In today’s business world I challenge you to consider your inbox as a great work-flow tool.  People that work with me frequently will often hear me say “Please send me an email reminder and I will see that it gets done”.  It might not get done right away, but you can rest assured that if you email me a request, I will either do it, delegate it AND follow up with whom I delegated it to, or reply telling you that I will not have time to perform the task.  You see – I use my inbox as a work flow tool – I am constantly pushing myself to complete the email thread/task/request etc., so that I can archive the email.  Until such time as the email thread is complete, it does not leave my inbox.  In such a manner, I can assure myself that nothing slips through the cracks.

### JOB
Please turn the paragraph of the inbox passage that begins "In today’s business world" into a short list that keeps its main facts. The layout listing isn't needed for this work.

### Layout region listing
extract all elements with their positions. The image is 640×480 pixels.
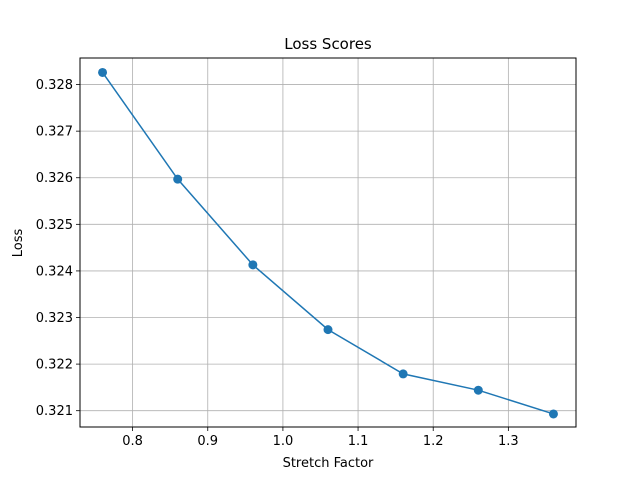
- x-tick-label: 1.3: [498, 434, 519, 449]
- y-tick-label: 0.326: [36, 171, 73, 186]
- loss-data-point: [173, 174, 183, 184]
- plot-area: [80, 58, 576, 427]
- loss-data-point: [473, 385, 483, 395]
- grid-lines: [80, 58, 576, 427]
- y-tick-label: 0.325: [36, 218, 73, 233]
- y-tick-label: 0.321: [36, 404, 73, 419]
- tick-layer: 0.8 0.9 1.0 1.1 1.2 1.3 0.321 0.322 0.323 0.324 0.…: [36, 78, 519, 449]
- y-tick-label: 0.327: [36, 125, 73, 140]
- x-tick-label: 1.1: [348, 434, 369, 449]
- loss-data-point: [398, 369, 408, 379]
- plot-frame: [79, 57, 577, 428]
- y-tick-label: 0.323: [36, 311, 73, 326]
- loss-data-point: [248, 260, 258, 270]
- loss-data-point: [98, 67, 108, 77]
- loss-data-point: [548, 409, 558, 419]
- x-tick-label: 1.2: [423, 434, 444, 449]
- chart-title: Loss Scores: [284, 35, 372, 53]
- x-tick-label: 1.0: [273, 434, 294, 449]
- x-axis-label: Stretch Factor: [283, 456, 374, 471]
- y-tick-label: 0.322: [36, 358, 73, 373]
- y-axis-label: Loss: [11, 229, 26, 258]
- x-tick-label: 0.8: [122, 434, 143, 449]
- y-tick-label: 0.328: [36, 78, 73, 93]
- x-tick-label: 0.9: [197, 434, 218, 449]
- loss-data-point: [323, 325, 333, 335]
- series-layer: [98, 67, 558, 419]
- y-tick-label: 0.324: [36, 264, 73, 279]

...

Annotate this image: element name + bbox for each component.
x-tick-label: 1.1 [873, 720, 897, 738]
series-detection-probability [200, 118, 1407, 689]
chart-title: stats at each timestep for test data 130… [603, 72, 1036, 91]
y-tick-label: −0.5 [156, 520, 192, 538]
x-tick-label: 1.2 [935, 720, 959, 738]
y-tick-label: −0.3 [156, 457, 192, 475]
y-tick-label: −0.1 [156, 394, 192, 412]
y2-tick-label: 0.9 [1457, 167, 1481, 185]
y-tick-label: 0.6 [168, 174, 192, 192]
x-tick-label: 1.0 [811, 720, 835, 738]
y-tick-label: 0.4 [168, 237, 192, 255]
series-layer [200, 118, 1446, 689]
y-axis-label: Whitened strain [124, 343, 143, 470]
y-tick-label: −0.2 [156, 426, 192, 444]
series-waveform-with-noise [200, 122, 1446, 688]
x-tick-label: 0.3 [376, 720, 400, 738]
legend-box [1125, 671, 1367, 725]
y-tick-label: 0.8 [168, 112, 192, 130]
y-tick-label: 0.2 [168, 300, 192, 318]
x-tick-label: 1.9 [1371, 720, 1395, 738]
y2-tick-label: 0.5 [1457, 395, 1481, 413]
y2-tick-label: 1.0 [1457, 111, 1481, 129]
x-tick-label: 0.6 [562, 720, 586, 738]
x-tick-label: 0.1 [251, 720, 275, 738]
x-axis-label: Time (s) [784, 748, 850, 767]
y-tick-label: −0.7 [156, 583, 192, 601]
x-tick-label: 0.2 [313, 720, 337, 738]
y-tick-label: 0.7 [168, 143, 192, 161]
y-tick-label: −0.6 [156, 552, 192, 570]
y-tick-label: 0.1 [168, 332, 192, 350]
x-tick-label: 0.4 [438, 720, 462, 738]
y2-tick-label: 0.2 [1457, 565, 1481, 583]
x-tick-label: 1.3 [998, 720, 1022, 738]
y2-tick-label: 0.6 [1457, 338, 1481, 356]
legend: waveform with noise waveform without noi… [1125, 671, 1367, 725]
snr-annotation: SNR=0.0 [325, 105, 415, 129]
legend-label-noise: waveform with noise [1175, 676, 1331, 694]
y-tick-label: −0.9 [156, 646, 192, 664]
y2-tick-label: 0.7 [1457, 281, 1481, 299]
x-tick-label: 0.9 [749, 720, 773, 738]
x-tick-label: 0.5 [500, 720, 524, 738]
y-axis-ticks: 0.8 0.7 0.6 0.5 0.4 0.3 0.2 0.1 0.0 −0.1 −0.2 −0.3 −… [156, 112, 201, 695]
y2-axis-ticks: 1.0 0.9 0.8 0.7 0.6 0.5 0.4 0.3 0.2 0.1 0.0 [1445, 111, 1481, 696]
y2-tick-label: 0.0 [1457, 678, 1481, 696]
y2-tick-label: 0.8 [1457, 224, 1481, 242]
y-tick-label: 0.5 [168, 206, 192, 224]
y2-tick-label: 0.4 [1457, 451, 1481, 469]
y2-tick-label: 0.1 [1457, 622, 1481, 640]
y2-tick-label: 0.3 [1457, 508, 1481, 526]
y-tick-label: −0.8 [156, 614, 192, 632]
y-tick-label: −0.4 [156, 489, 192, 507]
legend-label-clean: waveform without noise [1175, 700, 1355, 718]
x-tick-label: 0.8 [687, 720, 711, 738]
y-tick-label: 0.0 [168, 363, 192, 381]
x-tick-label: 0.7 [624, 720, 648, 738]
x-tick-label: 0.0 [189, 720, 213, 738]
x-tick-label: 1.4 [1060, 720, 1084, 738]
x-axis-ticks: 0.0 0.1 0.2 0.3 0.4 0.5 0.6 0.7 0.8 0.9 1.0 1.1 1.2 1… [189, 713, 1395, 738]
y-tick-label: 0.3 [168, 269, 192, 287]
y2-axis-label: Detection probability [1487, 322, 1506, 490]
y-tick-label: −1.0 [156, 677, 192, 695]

==

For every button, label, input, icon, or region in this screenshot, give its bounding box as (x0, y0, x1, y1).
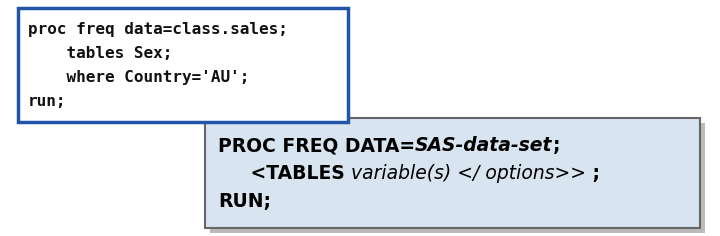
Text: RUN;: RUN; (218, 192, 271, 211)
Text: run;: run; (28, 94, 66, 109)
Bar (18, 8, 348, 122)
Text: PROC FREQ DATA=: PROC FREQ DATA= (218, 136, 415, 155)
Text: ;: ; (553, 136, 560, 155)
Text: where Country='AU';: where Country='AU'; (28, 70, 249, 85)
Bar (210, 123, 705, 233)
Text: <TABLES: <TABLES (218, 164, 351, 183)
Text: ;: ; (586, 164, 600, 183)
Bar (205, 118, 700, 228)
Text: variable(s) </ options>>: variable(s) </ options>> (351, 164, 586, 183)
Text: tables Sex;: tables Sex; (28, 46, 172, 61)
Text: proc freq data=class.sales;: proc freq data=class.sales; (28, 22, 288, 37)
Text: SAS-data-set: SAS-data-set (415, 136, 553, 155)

### FINAL RESULT
- The inbox can serve as a work-flow tool.
- Colleagues are asked to send an email reminder for anything they need done.
- Every emailed request is either done, delegated and followed up on, or answered with a note that there is no time for it.
- An email stays in the inbox until its thread or task is complete, and only then is it archived.
- This keeps anything from slipping through the cracks.